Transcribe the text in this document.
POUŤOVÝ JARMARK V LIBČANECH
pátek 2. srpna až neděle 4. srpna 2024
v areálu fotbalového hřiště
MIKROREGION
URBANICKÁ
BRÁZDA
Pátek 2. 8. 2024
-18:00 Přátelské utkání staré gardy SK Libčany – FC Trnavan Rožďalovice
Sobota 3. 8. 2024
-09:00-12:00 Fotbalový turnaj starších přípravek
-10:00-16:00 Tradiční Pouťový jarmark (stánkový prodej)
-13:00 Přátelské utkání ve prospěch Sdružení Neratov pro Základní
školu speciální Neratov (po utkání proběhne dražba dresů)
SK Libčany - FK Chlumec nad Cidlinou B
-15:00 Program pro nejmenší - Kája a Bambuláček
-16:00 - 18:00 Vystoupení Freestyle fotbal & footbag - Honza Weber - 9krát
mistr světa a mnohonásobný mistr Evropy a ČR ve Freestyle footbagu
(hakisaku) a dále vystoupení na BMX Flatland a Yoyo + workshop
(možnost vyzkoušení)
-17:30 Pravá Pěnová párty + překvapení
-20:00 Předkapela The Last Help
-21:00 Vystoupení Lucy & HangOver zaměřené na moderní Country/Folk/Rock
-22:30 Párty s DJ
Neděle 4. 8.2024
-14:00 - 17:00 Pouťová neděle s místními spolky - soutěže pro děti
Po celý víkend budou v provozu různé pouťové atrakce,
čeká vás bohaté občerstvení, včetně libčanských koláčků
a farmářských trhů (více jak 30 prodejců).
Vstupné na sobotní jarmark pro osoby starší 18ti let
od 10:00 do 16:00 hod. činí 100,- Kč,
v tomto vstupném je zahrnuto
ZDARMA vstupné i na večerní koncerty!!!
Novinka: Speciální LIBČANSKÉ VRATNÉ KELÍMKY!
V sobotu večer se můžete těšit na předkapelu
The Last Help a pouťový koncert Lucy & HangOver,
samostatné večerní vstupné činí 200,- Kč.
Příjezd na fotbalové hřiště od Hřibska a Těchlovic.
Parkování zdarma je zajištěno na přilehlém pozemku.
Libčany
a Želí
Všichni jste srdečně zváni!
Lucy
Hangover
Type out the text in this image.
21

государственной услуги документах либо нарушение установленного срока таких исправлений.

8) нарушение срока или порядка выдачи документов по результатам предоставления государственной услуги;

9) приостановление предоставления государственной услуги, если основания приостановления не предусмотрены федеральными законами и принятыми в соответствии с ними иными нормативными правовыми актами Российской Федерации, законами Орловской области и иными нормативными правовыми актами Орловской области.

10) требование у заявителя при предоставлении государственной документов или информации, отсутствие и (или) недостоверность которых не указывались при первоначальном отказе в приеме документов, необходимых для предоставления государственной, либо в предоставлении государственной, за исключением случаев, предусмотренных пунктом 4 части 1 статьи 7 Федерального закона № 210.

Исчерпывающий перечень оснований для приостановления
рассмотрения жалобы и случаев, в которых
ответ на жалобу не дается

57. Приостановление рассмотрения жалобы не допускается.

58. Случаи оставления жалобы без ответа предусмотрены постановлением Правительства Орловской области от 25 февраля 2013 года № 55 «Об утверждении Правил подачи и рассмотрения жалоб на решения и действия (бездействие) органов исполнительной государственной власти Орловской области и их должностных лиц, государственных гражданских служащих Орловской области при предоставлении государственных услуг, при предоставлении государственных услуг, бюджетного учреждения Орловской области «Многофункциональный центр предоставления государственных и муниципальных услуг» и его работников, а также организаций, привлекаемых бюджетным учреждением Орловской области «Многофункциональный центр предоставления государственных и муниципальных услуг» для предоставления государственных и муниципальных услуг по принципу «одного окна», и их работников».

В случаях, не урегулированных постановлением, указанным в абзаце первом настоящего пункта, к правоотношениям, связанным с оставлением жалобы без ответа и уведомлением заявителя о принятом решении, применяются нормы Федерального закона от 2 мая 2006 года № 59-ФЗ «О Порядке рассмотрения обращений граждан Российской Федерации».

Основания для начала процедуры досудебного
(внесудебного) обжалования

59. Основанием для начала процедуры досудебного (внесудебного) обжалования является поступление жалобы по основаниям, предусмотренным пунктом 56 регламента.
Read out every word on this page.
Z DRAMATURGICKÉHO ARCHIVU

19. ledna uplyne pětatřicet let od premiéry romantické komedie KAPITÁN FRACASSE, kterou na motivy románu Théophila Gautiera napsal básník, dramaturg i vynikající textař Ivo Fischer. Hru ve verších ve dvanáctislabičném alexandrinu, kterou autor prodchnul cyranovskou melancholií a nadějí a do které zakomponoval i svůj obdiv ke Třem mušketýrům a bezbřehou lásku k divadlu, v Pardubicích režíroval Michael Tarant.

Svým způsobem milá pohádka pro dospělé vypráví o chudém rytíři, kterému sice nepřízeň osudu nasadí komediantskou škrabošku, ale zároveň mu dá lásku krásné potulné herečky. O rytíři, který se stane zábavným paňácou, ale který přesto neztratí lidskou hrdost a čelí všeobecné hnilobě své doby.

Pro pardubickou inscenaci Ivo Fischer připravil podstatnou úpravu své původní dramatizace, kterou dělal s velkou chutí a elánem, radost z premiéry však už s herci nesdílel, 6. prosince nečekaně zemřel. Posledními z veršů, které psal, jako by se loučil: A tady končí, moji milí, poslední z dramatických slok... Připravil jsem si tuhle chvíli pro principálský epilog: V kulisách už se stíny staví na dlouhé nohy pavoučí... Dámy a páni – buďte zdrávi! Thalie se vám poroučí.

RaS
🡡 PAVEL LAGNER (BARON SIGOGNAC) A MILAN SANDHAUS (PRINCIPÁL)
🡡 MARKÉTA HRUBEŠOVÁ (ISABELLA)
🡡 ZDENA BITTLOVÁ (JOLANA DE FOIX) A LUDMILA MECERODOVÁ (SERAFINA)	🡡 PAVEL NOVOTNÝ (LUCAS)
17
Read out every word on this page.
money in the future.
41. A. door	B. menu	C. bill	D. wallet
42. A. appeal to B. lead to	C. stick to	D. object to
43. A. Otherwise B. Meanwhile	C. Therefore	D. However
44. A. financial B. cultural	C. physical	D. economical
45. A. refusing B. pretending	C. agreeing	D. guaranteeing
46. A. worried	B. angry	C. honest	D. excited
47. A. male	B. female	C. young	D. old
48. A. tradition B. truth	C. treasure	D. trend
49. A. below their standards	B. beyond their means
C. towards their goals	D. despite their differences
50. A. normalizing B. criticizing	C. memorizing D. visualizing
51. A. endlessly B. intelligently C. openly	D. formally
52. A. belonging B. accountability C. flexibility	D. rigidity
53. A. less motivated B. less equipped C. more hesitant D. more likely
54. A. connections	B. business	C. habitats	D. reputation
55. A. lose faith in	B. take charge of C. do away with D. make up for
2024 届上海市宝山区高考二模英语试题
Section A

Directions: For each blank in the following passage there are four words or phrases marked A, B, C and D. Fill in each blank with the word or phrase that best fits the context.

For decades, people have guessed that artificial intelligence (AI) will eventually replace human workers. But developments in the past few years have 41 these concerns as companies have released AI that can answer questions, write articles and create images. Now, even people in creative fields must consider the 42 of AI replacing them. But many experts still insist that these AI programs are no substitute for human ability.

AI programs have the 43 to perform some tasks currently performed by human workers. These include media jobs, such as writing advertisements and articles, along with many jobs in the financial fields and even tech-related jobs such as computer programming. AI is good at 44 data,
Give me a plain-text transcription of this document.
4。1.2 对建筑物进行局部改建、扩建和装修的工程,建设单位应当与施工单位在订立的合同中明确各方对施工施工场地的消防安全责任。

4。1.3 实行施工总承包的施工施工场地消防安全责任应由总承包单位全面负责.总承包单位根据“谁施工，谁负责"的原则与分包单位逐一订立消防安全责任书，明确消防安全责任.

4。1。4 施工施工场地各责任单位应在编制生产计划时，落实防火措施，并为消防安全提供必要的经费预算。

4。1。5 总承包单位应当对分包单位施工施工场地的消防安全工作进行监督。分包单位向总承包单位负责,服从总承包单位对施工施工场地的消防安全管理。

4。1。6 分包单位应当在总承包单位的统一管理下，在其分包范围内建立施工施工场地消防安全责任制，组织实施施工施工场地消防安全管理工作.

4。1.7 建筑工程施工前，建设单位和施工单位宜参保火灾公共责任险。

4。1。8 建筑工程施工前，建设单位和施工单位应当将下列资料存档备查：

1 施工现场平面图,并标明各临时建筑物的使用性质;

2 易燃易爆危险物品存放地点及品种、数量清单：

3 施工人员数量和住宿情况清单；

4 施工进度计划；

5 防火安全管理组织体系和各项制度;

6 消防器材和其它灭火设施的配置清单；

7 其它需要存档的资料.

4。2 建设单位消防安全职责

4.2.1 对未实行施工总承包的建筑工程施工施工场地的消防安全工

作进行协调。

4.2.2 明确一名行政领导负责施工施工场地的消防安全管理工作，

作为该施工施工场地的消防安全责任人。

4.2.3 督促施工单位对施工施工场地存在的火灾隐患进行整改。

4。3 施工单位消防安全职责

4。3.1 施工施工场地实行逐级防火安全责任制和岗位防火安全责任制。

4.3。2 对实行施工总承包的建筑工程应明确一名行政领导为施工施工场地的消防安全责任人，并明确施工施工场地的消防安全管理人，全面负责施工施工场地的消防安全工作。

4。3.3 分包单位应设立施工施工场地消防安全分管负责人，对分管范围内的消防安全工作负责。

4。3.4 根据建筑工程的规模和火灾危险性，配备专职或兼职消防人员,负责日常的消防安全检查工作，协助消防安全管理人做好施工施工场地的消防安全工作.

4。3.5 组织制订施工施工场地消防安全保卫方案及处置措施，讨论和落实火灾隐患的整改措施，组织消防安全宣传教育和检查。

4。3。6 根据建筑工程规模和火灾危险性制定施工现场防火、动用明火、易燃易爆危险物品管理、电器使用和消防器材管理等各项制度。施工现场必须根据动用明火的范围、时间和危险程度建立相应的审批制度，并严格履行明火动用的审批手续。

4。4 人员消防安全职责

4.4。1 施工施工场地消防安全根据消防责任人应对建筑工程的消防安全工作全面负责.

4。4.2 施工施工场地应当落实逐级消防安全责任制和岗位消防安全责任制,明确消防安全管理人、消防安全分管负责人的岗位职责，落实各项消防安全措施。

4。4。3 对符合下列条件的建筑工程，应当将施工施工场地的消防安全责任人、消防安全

PROBLEM DETAILS
Look through the data above. Each line containing the word "even" needs to be copied.

ANSWER
For decades, people have guessed that artificial intelligence (AI) will eventually replace human workers. But developments in the past few years have 41 these concerns as companies have released AI that can answer questions, write articles and create images. Now, even people in creative fields must consider the 42 of AI replacing them. But many experts still insist that these AI programs are no substitute for human ability.
AI programs have the 43 to perform some tasks currently performed by human workers. These include media jobs, such as writing advertisements and articles, along with many jobs in the financial fields and even tech-related jobs such as computer programming. AI is good at 44 data,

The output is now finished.